── Given information ──
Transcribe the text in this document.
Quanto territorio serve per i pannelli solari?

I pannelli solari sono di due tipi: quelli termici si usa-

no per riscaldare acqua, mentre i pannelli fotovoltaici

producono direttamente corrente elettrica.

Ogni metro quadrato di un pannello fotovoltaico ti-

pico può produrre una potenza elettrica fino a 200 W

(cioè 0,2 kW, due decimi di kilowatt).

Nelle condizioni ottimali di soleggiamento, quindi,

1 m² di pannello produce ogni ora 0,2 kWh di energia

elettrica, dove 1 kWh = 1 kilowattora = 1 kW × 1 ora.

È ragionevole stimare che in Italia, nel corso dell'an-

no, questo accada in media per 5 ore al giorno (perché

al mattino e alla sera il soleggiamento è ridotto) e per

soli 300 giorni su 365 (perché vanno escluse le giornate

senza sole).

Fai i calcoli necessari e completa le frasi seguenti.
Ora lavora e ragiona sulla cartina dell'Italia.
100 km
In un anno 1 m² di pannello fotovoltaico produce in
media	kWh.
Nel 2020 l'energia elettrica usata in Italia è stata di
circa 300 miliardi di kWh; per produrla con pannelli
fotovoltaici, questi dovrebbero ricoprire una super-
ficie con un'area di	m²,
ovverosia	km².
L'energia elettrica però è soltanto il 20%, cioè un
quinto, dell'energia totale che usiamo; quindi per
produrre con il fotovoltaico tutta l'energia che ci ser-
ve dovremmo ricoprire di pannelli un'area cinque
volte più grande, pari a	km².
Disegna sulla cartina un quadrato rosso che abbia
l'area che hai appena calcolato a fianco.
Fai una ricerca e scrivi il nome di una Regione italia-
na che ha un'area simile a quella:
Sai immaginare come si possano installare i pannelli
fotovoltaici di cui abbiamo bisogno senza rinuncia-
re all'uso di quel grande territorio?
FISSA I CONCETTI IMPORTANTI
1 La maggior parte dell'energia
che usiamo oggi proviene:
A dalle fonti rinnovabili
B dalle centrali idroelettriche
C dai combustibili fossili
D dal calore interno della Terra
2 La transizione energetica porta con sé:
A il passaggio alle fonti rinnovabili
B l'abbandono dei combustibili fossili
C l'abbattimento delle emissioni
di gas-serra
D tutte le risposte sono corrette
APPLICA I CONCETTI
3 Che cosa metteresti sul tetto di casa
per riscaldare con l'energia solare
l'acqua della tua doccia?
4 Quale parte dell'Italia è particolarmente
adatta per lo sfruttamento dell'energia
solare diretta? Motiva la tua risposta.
───
→ Aim of the task
Type out the entries again, word for word.

→ Written response
Transcribe the text in this document.
Quanto territorio serve per i pannelli solari?

I pannelli solari sono di due tipi: quelli termici si usa-

no per riscaldare acqua, mentre i pannelli fotovoltaici

producono direttamente corrente elettrica.

Ogni metro quadrato di un pannello fotovoltaico ti-

pico può produrre una potenza elettrica fino a 200 W

(cioè 0,2 kW, due decimi di kilowatt).

Nelle condizioni ottimali di soleggiamento, quindi,

1 m² di pannello produce ogni ora 0,2 kWh di energia

elettrica, dove 1 kWh = 1 kilowattora = 1 kW × 1 ora.

È ragionevole stimare che in Italia, nel corso dell'an-

no, questo accada in media per 5 ore al giorno (perché

al mattino e alla sera il soleggiamento è ridotto) e per

soli 300 giorni su 365 (perché vanno escluse le giornate

senza sole).

Fai i calcoli necessari e completa le frasi seguenti.
Ora lavora e ragiona sulla cartina dell'Italia.
100 km
In un anno 1 m² di pannello fotovoltaico produce in
media	kWh.
Nel 2020 l'energia elettrica usata in Italia è stata di
circa 300 miliardi di kWh; per produrla con pannelli
fotovoltaici, questi dovrebbero ricoprire una super-
ficie con un'area di	m²,
ovverosia	km².
L'energia elettrica però è soltanto il 20%, cioè un
quinto, dell'energia totale che usiamo; quindi per
produrre con il fotovoltaico tutta l'energia che ci ser-
ve dovremmo ricoprire di pannelli un'area cinque
volte più grande, pari a	km².
Disegna sulla cartina un quadrato rosso che abbia
l'area che hai appena calcolato a fianco.
Fai una ricerca e scrivi il nome di una Regione italia-
na che ha un'area simile a quella:
Sai immaginare come si possano installare i pannelli
fotovoltaici di cui abbiamo bisogno senza rinuncia-
re all'uso di quel grande territorio?
FISSA I CONCETTI IMPORTANTI
1 La maggior parte dell'energia
che usiamo oggi proviene:
A dalle fonti rinnovabili
B dalle centrali idroelettriche
C dai combustibili fossili
D dal calore interno della Terra
2 La transizione energetica porta con sé:
A il passaggio alle fonti rinnovabili
B l'abbandono dei combustibili fossili
C l'abbattimento delle emissioni
di gas-serra
D tutte le risposte sono corrette
APPLICA I CONCETTI
3 Che cosa metteresti sul tetto di casa
per riscaldare con l'energia solare
l'acqua della tua doccia?
4 Quale parte dell'Italia è particolarmente
adatta per lo sfruttamento dell'energia
solare diretta? Motiva la tua risposta.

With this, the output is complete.